_Data entries_
· · · · · · ·

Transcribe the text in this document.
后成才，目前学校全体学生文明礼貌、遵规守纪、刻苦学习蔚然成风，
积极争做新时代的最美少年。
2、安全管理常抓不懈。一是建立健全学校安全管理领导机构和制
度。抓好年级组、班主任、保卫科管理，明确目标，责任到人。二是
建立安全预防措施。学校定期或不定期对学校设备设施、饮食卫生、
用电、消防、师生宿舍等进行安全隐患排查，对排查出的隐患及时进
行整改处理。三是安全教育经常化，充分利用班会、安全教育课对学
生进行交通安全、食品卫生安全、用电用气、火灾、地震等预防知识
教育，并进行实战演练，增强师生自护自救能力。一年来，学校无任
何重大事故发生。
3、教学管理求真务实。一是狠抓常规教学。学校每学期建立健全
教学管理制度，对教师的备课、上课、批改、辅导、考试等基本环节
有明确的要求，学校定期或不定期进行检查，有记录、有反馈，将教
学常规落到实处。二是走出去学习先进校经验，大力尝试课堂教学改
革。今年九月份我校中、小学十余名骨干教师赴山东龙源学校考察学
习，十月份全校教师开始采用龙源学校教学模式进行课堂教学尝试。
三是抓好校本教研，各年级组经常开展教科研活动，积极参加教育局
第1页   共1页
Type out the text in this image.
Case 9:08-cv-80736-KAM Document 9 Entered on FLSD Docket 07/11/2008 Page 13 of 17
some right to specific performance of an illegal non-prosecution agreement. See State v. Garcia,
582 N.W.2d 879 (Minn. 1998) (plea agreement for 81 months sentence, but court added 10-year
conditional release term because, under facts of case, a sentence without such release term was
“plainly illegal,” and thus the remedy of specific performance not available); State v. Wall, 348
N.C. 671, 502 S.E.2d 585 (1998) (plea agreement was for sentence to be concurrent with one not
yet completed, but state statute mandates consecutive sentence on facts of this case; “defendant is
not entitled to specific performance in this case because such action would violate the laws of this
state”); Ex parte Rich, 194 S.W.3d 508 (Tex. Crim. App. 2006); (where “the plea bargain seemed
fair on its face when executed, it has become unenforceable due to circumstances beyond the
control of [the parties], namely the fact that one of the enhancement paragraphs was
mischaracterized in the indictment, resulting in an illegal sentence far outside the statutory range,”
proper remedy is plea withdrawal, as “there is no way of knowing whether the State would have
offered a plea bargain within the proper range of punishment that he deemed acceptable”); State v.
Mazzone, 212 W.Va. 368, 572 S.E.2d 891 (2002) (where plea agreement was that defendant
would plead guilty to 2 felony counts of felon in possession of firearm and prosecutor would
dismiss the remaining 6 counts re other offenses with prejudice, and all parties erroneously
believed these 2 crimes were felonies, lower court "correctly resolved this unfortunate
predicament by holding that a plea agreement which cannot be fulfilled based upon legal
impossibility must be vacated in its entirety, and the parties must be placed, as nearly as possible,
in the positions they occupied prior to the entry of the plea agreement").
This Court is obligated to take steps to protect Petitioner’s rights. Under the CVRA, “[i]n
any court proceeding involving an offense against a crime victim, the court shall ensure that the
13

· · · · · · ·

_Exercise description_
Count the lines of the data that include the string "agreement", and give only that number.

_Result_
6